(Data extracted from a collection)
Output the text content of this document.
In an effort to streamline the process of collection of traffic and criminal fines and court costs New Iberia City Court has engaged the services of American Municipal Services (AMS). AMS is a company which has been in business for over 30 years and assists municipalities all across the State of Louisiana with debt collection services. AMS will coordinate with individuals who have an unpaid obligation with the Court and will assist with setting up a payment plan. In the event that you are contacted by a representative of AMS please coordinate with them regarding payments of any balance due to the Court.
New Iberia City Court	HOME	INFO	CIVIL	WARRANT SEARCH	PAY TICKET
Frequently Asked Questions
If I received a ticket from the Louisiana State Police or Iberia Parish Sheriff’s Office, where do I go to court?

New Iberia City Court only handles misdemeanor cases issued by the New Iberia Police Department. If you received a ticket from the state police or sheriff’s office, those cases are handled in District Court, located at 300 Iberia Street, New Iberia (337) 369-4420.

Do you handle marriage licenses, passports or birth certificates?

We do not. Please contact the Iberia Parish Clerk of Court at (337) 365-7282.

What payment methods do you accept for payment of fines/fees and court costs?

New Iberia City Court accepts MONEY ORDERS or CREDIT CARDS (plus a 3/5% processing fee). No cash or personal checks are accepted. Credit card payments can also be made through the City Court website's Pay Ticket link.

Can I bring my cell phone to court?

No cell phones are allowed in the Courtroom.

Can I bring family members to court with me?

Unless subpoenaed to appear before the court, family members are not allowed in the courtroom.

...

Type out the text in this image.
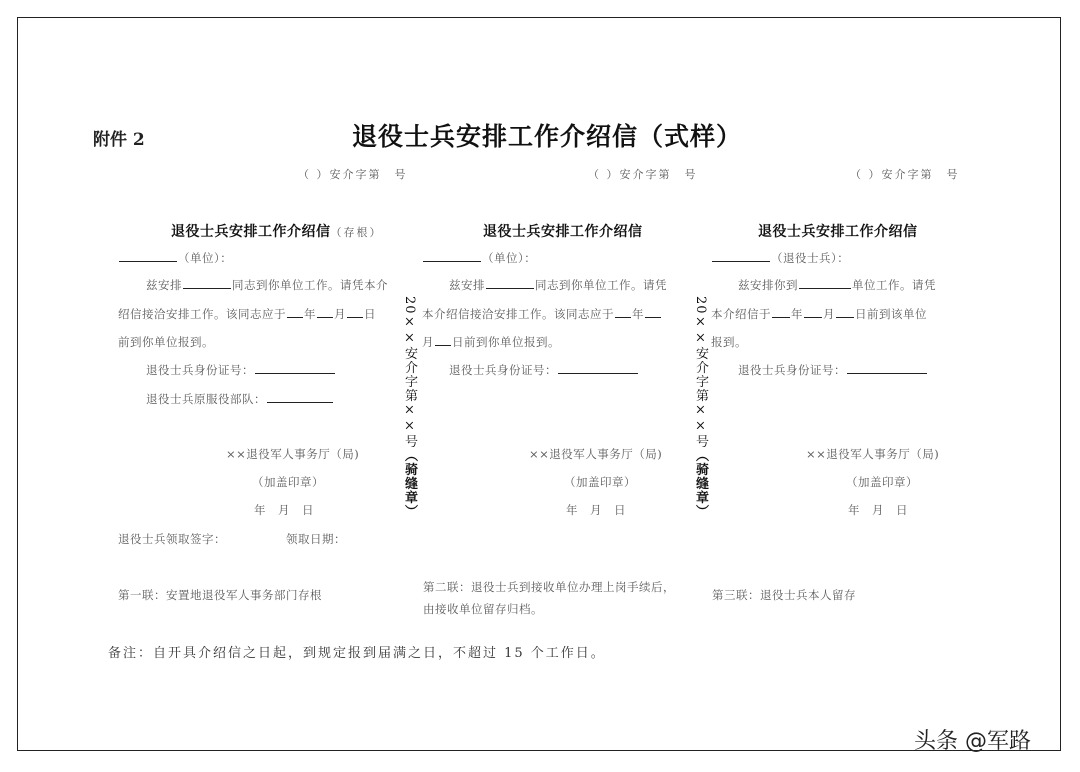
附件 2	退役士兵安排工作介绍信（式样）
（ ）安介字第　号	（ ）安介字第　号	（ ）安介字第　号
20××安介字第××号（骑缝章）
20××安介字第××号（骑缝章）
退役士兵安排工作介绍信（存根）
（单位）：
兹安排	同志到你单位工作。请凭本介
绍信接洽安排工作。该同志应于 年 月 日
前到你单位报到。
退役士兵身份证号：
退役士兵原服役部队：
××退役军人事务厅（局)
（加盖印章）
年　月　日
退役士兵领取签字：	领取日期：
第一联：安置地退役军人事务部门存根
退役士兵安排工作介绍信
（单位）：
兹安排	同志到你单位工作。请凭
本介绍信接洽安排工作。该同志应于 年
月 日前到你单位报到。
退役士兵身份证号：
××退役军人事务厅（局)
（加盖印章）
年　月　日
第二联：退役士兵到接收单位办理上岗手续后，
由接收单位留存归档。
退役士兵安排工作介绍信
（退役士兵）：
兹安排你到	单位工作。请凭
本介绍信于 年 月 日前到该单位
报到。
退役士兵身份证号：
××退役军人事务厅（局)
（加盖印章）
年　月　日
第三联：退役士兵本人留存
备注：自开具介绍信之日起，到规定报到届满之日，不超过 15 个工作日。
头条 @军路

==

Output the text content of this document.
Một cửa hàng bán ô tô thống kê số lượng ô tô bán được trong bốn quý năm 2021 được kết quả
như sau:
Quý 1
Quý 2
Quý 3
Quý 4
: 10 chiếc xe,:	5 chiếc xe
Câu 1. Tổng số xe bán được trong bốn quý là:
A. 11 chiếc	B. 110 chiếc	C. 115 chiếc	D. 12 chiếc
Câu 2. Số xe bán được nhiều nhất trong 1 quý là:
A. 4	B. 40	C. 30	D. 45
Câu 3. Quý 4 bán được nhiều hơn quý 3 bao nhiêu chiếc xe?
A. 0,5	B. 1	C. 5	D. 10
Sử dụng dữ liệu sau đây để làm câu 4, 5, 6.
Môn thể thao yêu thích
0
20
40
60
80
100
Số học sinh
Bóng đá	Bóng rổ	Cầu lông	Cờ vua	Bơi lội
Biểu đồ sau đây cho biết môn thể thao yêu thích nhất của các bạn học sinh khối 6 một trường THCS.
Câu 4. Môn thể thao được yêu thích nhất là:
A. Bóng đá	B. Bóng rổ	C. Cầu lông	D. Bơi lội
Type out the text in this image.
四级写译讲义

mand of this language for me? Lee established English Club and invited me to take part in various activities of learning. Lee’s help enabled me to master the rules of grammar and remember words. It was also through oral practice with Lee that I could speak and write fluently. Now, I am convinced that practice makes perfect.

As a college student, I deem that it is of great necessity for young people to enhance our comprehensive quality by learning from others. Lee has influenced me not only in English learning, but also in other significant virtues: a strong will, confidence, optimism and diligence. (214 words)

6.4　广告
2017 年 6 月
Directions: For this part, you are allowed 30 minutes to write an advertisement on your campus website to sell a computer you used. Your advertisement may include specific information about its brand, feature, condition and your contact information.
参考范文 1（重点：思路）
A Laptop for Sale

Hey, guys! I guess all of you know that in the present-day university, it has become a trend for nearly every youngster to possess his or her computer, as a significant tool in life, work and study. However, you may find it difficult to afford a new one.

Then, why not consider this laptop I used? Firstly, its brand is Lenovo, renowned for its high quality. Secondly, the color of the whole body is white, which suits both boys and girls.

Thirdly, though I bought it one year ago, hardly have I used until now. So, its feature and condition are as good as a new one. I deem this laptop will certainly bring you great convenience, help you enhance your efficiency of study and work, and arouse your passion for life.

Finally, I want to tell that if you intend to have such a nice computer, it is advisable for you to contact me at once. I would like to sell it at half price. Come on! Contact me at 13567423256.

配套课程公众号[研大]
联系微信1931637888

* **Written exercise**: Copy out every line in the listing where the word "thao" appears.

* **Full answer**:
Môn thể thao yêu thích
Biểu đồ sau đây cho biết môn thể thao yêu thích nhất của các bạn học sinh khối 6 một trường THCS.
Câu 4. Môn thể thao được yêu thích nhất là:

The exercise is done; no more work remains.